#### RAW DATA ####

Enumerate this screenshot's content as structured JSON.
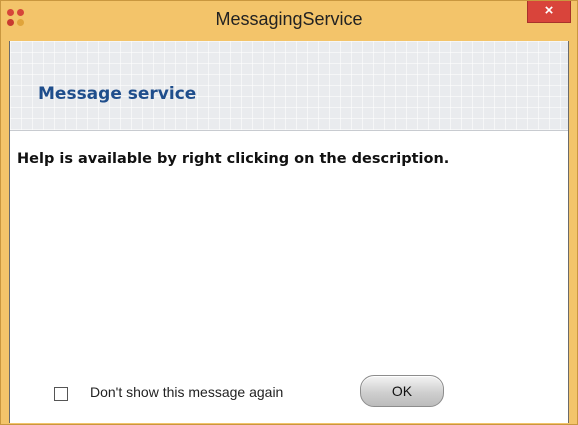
{
  "window": {
    "title": "MessagingService",
    "close_label": "×",
    "app_icon": "four-dots-app-icon",
    "title_bar_color": "#f3c46a",
    "close_color": "#d9443b"
  },
  "header": {
    "title": "Message service",
    "title_color": "#1f4e8c"
  },
  "body": {
    "message": "Help is available by right clicking on the description."
  },
  "footer": {
    "checkbox_label": "Don't show this message again",
    "checkbox_checked": false,
    "ok_label": "OK"
  }
}
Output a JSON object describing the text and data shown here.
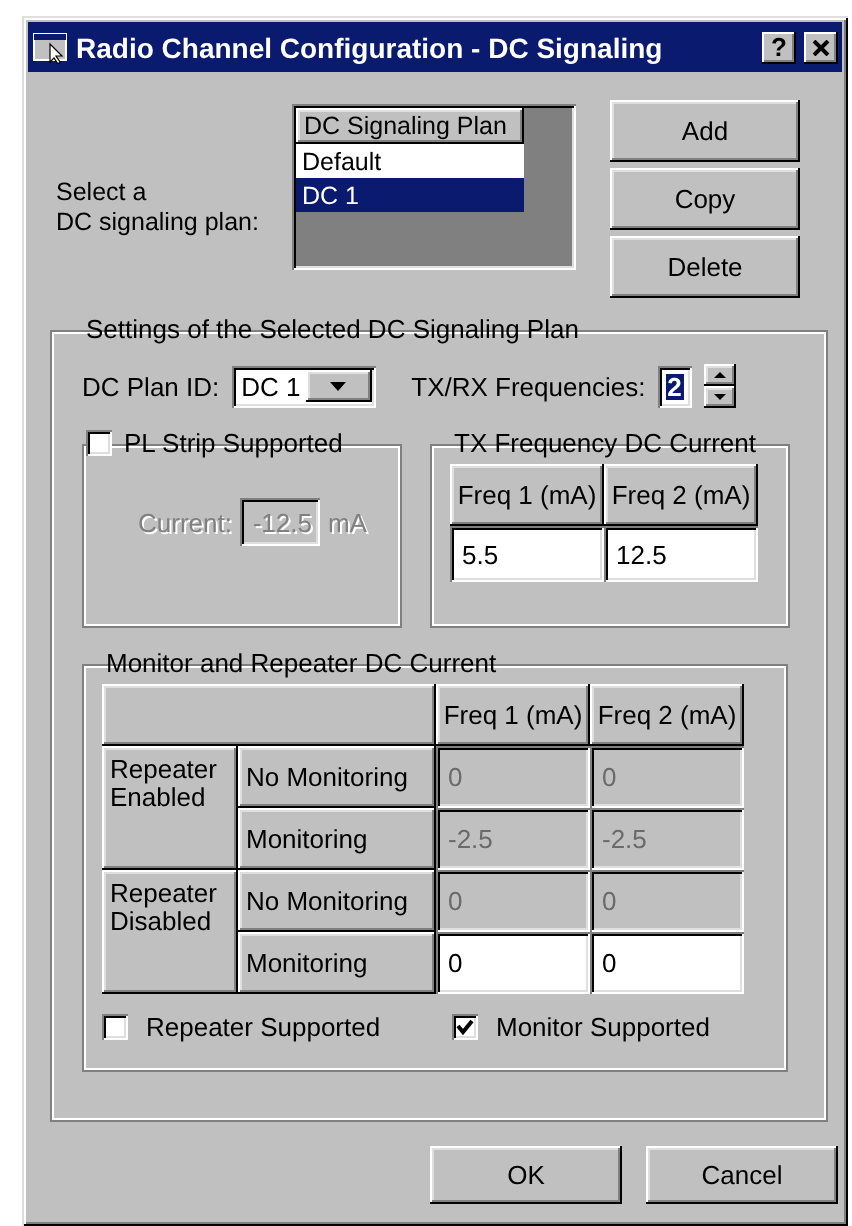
{
  "window": {
    "title": "Radio Channel Configuration - DC Signaling",
    "help": "?"
  },
  "plan_select": {
    "label": "Select a\nDC signaling plan:",
    "header": "DC Signaling Plan",
    "items": [
      {
        "label": "Default",
        "selected": false
      },
      {
        "label": "DC 1",
        "selected": true
      }
    ]
  },
  "side_buttons": [
    "Add",
    "Copy",
    "Delete"
  ],
  "settings": {
    "title": "Settings of the Selected DC Signaling Plan",
    "plan_id": {
      "label": "DC Plan ID:",
      "value": "DC 1"
    },
    "frequencies": {
      "label": "TX/RX Frequencies:",
      "value": "2"
    },
    "pl_strip": {
      "label": "PL Strip Supported",
      "checked": false,
      "current_label": "Current:",
      "current_value": "-12.5",
      "unit": "mA",
      "disabled": true
    },
    "tx_current": {
      "title": "TX Frequency DC Current",
      "columns": [
        "Freq 1 (mA)",
        "Freq 2 (mA)"
      ],
      "values": [
        "5.5",
        "12.5"
      ]
    },
    "monitor": {
      "title": "Monitor and Repeater DC Current",
      "columns": [
        "Freq 1 (mA)",
        "Freq 2 (mA)"
      ],
      "groups": [
        {
          "label": "Repeater Enabled",
          "rows": [
            {
              "label": "No Monitoring",
              "values": [
                "0",
                "0"
              ],
              "disabled": true
            },
            {
              "label": "Monitoring",
              "values": [
                "-2.5",
                "-2.5"
              ],
              "disabled": true
            }
          ]
        },
        {
          "label": "Repeater Disabled",
          "rows": [
            {
              "label": "No Monitoring",
              "values": [
                "0",
                "0"
              ],
              "disabled": true
            },
            {
              "label": "Monitoring",
              "values": [
                "0",
                "0"
              ],
              "disabled": false
            }
          ]
        }
      ],
      "checkboxes": [
        {
          "label": "Repeater Supported",
          "checked": false
        },
        {
          "label": "Monitor Supported",
          "checked": true
        }
      ]
    }
  },
  "footer_buttons": [
    "OK",
    "Cancel"
  ]
}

####

Print all the records again exactly; do not include any picture.

→ REPLY
Enumerate this screenshot's content as structured JSON.
{
  "window": {
    "title": "MessagingService",
    "close_label": "×",
    "app_icon": "four-dots-app-icon",
    "title_bar_color": "#f3c46a",
    "close_color": "#d9443b"
  },
  "header": {
    "title": "Message service",
    "title_color": "#1f4e8c"
  },
  "body": {
    "message": "Help is available by right clicking on the description."
  },
  "footer": {
    "checkbox_label": "Don't show this message again",
    "checkbox_checked": false,
    "ok_label": "OK"
  }
}
Output a JSON object describing the text and data shown here.
{
  "window": {
    "title": "Radio Channel Configuration - DC Signaling",
    "help": "?"
  },
  "plan_select": {
    "label": "Select a\nDC signaling plan:",
    "header": "DC Signaling Plan",
    "items": [
      {
        "label": "Default",
        "selected": false
      },
      {
        "label": "DC 1",
        "selected": true
      }
    ]
  },
  "side_buttons": [
    "Add",
    "Copy",
    "Delete"
  ],
  "settings": {
    "title": "Settings of the Selected DC Signaling Plan",
    "plan_id": {
      "label": "DC Plan ID:",
      "value": "DC 1"
    },
    "frequencies": {
      "label": "TX/RX Frequencies:",
      "value": "2"
    },
    "pl_strip": {
      "label": "PL Strip Supported",
      "checked": false,
      "current_label": "Current:",
      "current_value": "-12.5",
      "unit": "mA",
      "disabled": true
    },
    "tx_current": {
      "title": "TX Frequency DC Current",
      "columns": [
        "Freq 1 (mA)",
        "Freq 2 (mA)"
      ],
      "values": [
        "5.5",
        "12.5"
      ]
    },
    "monitor": {
      "title": "Monitor and Repeater DC Current",
      "columns": [
        "Freq 1 (mA)",
        "Freq 2 (mA)"
      ],
      "groups": [
        {
          "label": "Repeater Enabled",
          "rows": [
            {
              "label": "No Monitoring",
              "values": [
                "0",
                "0"
              ],
              "disabled": true
            },
            {
              "label": "Monitoring",
              "values": [
                "-2.5",
                "-2.5"
              ],
              "disabled": true
            }
          ]
        },
        {
          "label": "Repeater Disabled",
          "rows": [
            {
              "label": "No Monitoring",
              "values": [
                "0",
                "0"
              ],
              "disabled": true
            },
            {
              "label": "Monitoring",
              "values": [
                "0",
                "0"
              ],
              "disabled": false
            }
          ]
        }
      ],
      "checkboxes": [
        {
          "label": "Repeater Supported",
          "checked": false
        },
        {
          "label": "Monitor Supported",
          "checked": true
        }
      ]
    }
  },
  "footer_buttons": [
    "OK",
    "Cancel"
  ]
}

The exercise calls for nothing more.